ENTRIES PROVIDED:
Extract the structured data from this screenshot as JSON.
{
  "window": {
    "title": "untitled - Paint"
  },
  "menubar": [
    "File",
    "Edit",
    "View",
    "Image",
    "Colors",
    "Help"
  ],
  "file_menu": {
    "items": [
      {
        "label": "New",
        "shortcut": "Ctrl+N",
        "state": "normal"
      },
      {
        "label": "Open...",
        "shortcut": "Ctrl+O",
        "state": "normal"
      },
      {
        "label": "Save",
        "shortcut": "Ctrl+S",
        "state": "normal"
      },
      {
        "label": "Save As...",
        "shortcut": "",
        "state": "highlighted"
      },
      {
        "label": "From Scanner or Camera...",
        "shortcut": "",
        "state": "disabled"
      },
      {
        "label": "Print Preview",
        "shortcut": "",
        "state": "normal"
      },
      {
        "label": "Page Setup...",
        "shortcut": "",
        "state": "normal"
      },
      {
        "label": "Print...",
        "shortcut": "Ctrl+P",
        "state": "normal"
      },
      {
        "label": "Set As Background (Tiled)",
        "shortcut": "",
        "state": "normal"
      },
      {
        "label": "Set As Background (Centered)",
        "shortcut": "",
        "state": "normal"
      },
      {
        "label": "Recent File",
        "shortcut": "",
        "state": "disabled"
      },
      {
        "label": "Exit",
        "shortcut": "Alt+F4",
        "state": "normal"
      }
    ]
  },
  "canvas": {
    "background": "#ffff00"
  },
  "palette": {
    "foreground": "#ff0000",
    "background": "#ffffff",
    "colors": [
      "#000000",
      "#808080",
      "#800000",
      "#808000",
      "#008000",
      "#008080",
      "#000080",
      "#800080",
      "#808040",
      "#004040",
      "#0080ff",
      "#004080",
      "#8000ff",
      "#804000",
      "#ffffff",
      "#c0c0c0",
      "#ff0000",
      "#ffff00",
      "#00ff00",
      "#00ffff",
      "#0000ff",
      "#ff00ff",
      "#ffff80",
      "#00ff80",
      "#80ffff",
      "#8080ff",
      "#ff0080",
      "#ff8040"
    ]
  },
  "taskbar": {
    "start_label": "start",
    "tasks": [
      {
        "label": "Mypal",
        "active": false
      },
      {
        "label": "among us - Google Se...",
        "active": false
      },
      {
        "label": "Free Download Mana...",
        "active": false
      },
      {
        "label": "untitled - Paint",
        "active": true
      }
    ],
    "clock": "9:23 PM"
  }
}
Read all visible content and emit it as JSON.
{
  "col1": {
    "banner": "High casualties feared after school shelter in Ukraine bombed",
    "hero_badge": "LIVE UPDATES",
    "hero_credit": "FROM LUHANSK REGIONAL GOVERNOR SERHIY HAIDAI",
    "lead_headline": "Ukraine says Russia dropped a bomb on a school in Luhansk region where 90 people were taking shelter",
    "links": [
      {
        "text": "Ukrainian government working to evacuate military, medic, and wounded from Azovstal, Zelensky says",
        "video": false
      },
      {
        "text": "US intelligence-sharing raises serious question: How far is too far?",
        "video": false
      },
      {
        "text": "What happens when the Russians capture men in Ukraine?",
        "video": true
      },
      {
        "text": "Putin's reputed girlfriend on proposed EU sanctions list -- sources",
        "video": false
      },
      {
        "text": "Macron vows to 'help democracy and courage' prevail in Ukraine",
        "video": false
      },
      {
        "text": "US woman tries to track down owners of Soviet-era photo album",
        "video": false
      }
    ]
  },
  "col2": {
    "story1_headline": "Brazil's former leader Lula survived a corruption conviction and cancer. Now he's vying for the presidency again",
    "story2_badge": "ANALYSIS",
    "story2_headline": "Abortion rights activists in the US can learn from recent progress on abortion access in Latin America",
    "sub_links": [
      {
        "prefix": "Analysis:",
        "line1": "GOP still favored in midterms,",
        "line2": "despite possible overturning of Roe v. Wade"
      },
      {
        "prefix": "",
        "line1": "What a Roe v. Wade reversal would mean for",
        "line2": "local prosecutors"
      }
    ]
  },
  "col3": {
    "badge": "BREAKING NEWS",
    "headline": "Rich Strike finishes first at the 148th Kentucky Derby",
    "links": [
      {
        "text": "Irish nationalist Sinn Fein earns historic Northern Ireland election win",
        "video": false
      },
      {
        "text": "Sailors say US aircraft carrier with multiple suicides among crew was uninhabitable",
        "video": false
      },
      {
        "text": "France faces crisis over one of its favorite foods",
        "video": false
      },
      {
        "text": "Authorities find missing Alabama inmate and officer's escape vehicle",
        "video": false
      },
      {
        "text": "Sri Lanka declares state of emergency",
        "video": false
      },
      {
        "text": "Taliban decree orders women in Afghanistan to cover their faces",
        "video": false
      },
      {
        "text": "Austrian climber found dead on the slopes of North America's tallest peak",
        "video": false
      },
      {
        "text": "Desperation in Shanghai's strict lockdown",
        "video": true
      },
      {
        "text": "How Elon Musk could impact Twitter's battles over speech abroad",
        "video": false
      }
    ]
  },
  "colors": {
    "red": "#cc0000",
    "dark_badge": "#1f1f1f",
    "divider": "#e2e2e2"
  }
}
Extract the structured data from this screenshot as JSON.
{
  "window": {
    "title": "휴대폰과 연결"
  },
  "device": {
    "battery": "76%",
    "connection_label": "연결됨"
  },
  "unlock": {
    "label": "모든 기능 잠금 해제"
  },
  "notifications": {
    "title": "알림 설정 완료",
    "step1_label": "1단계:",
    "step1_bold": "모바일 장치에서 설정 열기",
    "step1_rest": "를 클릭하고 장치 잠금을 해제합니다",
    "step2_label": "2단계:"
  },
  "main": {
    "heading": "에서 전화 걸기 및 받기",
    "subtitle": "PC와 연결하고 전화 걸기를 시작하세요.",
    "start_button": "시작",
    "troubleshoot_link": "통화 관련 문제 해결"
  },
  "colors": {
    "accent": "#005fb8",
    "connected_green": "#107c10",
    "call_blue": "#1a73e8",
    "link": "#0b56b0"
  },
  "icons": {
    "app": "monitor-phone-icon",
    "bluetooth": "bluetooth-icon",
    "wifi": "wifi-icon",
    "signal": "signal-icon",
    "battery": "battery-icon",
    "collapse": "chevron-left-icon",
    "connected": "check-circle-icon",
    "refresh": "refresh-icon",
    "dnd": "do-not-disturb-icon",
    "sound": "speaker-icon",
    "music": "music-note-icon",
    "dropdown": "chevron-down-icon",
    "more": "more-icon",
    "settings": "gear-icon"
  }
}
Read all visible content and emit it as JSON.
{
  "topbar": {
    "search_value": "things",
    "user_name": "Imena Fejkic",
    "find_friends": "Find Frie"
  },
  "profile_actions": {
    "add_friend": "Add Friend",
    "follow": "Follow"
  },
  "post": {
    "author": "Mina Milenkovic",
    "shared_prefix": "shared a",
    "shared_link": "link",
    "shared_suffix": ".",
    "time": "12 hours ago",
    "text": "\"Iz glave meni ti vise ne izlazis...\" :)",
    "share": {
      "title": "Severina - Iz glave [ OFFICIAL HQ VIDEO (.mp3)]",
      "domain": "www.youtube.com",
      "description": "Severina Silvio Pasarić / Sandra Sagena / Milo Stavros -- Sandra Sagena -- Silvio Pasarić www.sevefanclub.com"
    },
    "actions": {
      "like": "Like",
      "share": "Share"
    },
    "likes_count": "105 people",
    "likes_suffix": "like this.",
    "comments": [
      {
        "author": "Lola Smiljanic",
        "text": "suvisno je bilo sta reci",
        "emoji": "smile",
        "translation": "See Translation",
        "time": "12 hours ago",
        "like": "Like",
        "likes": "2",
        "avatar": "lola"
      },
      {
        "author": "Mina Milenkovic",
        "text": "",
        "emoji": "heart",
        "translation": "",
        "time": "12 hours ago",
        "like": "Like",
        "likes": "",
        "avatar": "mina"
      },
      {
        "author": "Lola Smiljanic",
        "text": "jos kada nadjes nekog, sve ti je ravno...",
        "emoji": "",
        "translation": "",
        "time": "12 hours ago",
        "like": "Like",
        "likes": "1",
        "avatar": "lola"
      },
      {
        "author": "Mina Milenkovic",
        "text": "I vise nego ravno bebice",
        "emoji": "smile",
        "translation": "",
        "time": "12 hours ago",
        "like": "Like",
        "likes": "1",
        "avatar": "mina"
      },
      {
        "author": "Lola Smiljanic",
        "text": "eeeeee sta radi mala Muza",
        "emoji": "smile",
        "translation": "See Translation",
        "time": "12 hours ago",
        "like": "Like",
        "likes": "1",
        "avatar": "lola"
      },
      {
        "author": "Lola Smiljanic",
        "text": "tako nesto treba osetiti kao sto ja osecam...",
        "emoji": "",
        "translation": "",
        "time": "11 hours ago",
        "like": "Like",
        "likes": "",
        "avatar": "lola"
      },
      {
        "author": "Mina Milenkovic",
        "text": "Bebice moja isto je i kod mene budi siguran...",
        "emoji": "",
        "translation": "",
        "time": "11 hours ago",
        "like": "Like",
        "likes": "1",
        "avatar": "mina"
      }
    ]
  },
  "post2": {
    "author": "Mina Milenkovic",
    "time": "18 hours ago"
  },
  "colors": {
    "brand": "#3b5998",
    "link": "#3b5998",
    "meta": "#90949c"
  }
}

WHAT IS REQUIRED: Give only the number of lines in the preceding material that contain the string "Paint".

RESPONSE TO THE TASK: 2